**Exercise directions**
Omit all pictures and give the records below again exactly as written.

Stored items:
────────────────────────────────────────

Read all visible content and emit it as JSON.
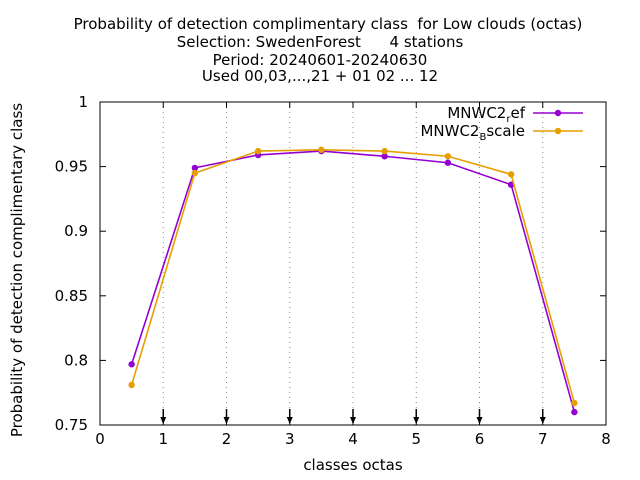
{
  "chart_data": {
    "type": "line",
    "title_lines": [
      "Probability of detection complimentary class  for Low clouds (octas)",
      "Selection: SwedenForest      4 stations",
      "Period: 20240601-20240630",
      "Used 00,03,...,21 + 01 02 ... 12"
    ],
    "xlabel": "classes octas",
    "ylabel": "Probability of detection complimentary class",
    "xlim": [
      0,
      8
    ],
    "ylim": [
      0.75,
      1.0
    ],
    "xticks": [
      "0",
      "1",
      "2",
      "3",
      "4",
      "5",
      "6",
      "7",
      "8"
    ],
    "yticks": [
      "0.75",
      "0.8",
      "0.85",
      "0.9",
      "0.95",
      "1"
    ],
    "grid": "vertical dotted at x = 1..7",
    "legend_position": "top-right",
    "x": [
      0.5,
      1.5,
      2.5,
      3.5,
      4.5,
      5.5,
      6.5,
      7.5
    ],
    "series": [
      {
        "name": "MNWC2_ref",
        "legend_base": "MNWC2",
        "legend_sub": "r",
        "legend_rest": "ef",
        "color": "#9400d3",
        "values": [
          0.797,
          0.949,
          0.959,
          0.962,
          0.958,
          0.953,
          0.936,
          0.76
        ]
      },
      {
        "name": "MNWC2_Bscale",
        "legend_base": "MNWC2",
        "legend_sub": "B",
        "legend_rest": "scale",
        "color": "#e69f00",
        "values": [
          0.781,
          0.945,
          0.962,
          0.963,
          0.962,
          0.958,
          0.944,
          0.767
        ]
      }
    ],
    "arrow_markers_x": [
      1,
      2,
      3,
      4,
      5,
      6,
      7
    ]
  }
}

────────────────────────────────────────

**Task result**
Read all visible content and emit it as JSON.
{
  "chart_data": {
    "type": "line",
    "title_lines": [
      "Probability of detection complimentary class  for Low clouds (octas)",
      "Selection: SwedenForest      4 stations",
      "Period: 20240601-20240630",
      "Used 00,03,...,21 + 01 02 ... 12"
    ],
    "xlabel": "classes octas",
    "ylabel": "Probability of detection complimentary class",
    "xlim": [
      0,
      8
    ],
    "ylim": [
      0.75,
      1.0
    ],
    "xticks": [
      "0",
      "1",
      "2",
      "3",
      "4",
      "5",
      "6",
      "7",
      "8"
    ],
    "yticks": [
      "0.75",
      "0.8",
      "0.85",
      "0.9",
      "0.95",
      "1"
    ],
    "grid": "vertical dotted at x = 1..7",
    "legend_position": "top-right",
    "x": [
      0.5,
      1.5,
      2.5,
      3.5,
      4.5,
      5.5,
      6.5,
      7.5
    ],
    "series": [
      {
        "name": "MNWC2_ref",
        "legend_base": "MNWC2",
        "legend_sub": "r",
        "legend_rest": "ef",
        "color": "#9400d3",
        "values": [
          0.797,
          0.949,
          0.959,
          0.962,
          0.958,
          0.953,
          0.936,
          0.76
        ]
      },
      {
        "name": "MNWC2_Bscale",
        "legend_base": "MNWC2",
        "legend_sub": "B",
        "legend_rest": "scale",
        "color": "#e69f00",
        "values": [
          0.781,
          0.945,
          0.962,
          0.963,
          0.962,
          0.958,
          0.944,
          0.767
        ]
      }
    ],
    "arrow_markers_x": [
      1,
      2,
      3,
      4,
      5,
      6,
      7
    ]
  }
}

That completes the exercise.